Given problem:
Each entry here needs to be set down again exactly, please; pictures are left out.

Data for processing:
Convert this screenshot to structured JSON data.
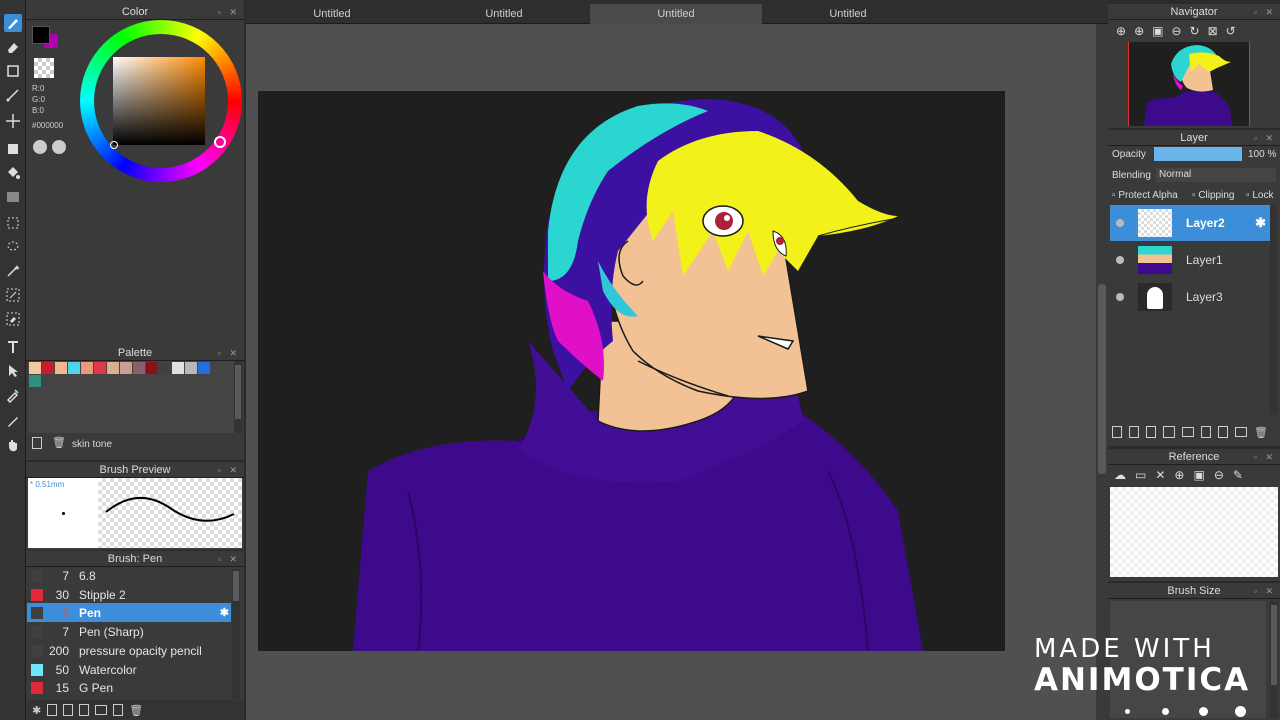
{
  "tabs": [
    {
      "label": "Untitled"
    },
    {
      "label": "Untitled"
    },
    {
      "label": "Untitled"
    },
    {
      "label": "Untitled"
    }
  ],
  "color_panel": {
    "title": "Color",
    "r": "R:0",
    "g": "G:0",
    "b": "B:0",
    "hex": "#000000",
    "main_color": "#000000",
    "sub_color": "#b000b0"
  },
  "palette_panel": {
    "title": "Palette",
    "swatches": [
      "#f2c8a0",
      "#c81e2a",
      "#f2b88c",
      "#4fd4e8",
      "#e89a80",
      "#e03a4a",
      "#d8b090",
      "#c8a090",
      "#8a6070",
      "#8a1020",
      "#404040",
      "#e0e0e0",
      "#b8b8b8",
      "#2070e0",
      "#309080"
    ],
    "name": "skin tone"
  },
  "brush_preview": {
    "title": "Brush Preview",
    "size": "* 0.51mm"
  },
  "brush_list": {
    "title": "Brush: Pen",
    "items": [
      {
        "size": "7",
        "name": "6.8",
        "color": "#404040"
      },
      {
        "size": "30",
        "name": "Stipple 2",
        "color": "#e02a3a"
      },
      {
        "size": "7",
        "name": "Pen",
        "color": "#404040"
      },
      {
        "size": "7",
        "name": "Pen (Sharp)",
        "color": "#404040"
      },
      {
        "size": "200",
        "name": "pressure opacity pencil",
        "color": "#404040"
      },
      {
        "size": "50",
        "name": "Watercolor",
        "color": "#6ee8f8"
      },
      {
        "size": "15",
        "name": "G Pen",
        "color": "#e02a3a"
      }
    ]
  },
  "navigator": {
    "title": "Navigator"
  },
  "layer_panel": {
    "title": "Layer",
    "opacity_label": "Opacity",
    "opacity_value": "100 %",
    "opacity_fraction": 1.0,
    "blending_label": "Blending",
    "blending_value": "Normal",
    "protect_alpha": "Protect Alpha",
    "clipping": "Clipping",
    "lock": "Lock",
    "layers": [
      {
        "name": "Layer2"
      },
      {
        "name": "Layer1"
      },
      {
        "name": "Layer3"
      }
    ]
  },
  "reference_panel": {
    "title": "Reference"
  },
  "brush_size_panel": {
    "title": "Brush Size"
  },
  "watermark": {
    "line1": "MADE WITH",
    "line2": "ANIMOTICA"
  }
}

Written response:
Convert this screenshot to structured JSON data.
{
  "tabs": [
    {
      "label": "Untitled"
    },
    {
      "label": "Untitled"
    },
    {
      "label": "Untitled"
    },
    {
      "label": "Untitled"
    }
  ],
  "color_panel": {
    "title": "Color",
    "r": "R:0",
    "g": "G:0",
    "b": "B:0",
    "hex": "#000000",
    "main_color": "#000000",
    "sub_color": "#b000b0"
  },
  "palette_panel": {
    "title": "Palette",
    "swatches": [
      "#f2c8a0",
      "#c81e2a",
      "#f2b88c",
      "#4fd4e8",
      "#e89a80",
      "#e03a4a",
      "#d8b090",
      "#c8a090",
      "#8a6070",
      "#8a1020",
      "#404040",
      "#e0e0e0",
      "#b8b8b8",
      "#2070e0",
      "#309080"
    ],
    "name": "skin tone"
  },
  "brush_preview": {
    "title": "Brush Preview",
    "size": "* 0.51mm"
  },
  "brush_list": {
    "title": "Brush: Pen",
    "items": [
      {
        "size": "7",
        "name": "6.8",
        "color": "#404040"
      },
      {
        "size": "30",
        "name": "Stipple 2",
        "color": "#e02a3a"
      },
      {
        "size": "7",
        "name": "Pen",
        "color": "#404040"
      },
      {
        "size": "7",
        "name": "Pen (Sharp)",
        "color": "#404040"
      },
      {
        "size": "200",
        "name": "pressure opacity pencil",
        "color": "#404040"
      },
      {
        "size": "50",
        "name": "Watercolor",
        "color": "#6ee8f8"
      },
      {
        "size": "15",
        "name": "G Pen",
        "color": "#e02a3a"
      }
    ]
  },
  "navigator": {
    "title": "Navigator"
  },
  "layer_panel": {
    "title": "Layer",
    "opacity_label": "Opacity",
    "opacity_value": "100 %",
    "opacity_fraction": 1.0,
    "blending_label": "Blending",
    "blending_value": "Normal",
    "protect_alpha": "Protect Alpha",
    "clipping": "Clipping",
    "lock": "Lock",
    "layers": [
      {
        "name": "Layer2"
      },
      {
        "name": "Layer1"
      },
      {
        "name": "Layer3"
      }
    ]
  },
  "reference_panel": {
    "title": "Reference"
  },
  "brush_size_panel": {
    "title": "Brush Size"
  },
  "watermark": {
    "line1": "MADE WITH",
    "line2": "ANIMOTICA"
  }
}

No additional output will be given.